[Instruction] Look below for the line with "Parse this screenshot: output", and from there restate every line word for word until the entries end.

[Entries shown]
——————
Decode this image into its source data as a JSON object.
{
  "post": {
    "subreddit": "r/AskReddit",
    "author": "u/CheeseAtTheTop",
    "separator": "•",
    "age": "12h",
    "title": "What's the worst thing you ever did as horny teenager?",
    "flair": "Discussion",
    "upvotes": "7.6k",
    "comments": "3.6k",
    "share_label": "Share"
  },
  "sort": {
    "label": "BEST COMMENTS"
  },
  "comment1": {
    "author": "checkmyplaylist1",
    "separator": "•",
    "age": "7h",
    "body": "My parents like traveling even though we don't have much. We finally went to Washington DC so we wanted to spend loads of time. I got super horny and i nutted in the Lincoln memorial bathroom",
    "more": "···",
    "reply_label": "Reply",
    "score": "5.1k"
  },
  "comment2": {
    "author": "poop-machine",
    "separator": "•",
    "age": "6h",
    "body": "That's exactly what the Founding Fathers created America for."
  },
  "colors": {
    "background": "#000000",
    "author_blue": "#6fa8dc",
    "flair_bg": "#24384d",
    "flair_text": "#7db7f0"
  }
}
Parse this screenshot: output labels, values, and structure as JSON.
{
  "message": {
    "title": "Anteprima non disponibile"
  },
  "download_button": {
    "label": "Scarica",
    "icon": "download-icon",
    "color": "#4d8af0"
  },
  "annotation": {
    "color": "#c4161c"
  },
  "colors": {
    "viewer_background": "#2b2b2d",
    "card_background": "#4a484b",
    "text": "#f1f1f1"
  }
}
——————
[Exercise output]
Parse this screenshot: output labels, values, and structure as JSON.
{
  "message": {
    "title": "Anteprima non disponibile"
  },
  "download_button": {
    "label": "Scarica",
    "icon": "download-icon",
    "color": "#4d8af0"
  },
  "annotation": {
    "color": "#c4161c"
  },
  "colors": {
    "viewer_background": "#2b2b2d",
    "card_background": "#4a484b",
    "text": "#f1f1f1"
  }
}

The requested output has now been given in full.